◆ **REQUIRED TASK**
Each line of the material must be repeated precisely, with the pictures left out.

[Extracted data entries]

-- Start --

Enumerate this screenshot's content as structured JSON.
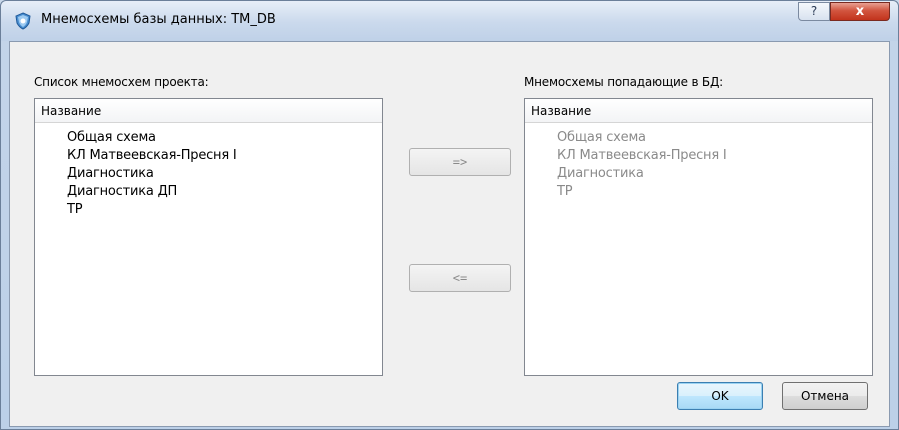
{
  "window": {
    "title": "Мнемосхемы базы данных: TM_DB",
    "help_label": "?",
    "close_label": "x",
    "icon": "app-shield-icon"
  },
  "left_panel": {
    "label": "Список мнемосхем проекта:",
    "header": "Название",
    "items": [
      "Общая схема",
      "КЛ Матвеевская-Пресня I",
      "Диагностика",
      "Диагностика ДП",
      "ТР"
    ]
  },
  "right_panel": {
    "label": "Мнемосхемы попадающие в БД:",
    "header": "Название",
    "items": [
      "Общая схема",
      "КЛ Матвеевская-Пресня I",
      "Диагностика",
      "ТР"
    ]
  },
  "transfer": {
    "add_label": "=>",
    "remove_label": "<="
  },
  "buttons": {
    "ok_label": "OK",
    "cancel_label": "Отмена"
  },
  "colors": {
    "disabled_text": "#8a8a8a",
    "close_button": "#c2331c",
    "default_button_border": "#3c7fb1"
  }
}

-- End --

◆ **CORRECT RESPONSE**
Enumerate this screenshot's content as structured JSON.
{
  "window": {
    "title": "Мнемосхемы базы данных: TM_DB",
    "help_label": "?",
    "close_label": "x",
    "icon": "app-shield-icon"
  },
  "left_panel": {
    "label": "Список мнемосхем проекта:",
    "header": "Название",
    "items": [
      "Общая схема",
      "КЛ Матвеевская-Пресня I",
      "Диагностика",
      "Диагностика ДП",
      "ТР"
    ]
  },
  "right_panel": {
    "label": "Мнемосхемы попадающие в БД:",
    "header": "Название",
    "items": [
      "Общая схема",
      "КЛ Матвеевская-Пресня I",
      "Диагностика",
      "ТР"
    ]
  },
  "transfer": {
    "add_label": "=>",
    "remove_label": "<="
  },
  "buttons": {
    "ok_label": "OK",
    "cancel_label": "Отмена"
  },
  "colors": {
    "disabled_text": "#8a8a8a",
    "close_button": "#c2331c",
    "default_button_border": "#3c7fb1"
  }
}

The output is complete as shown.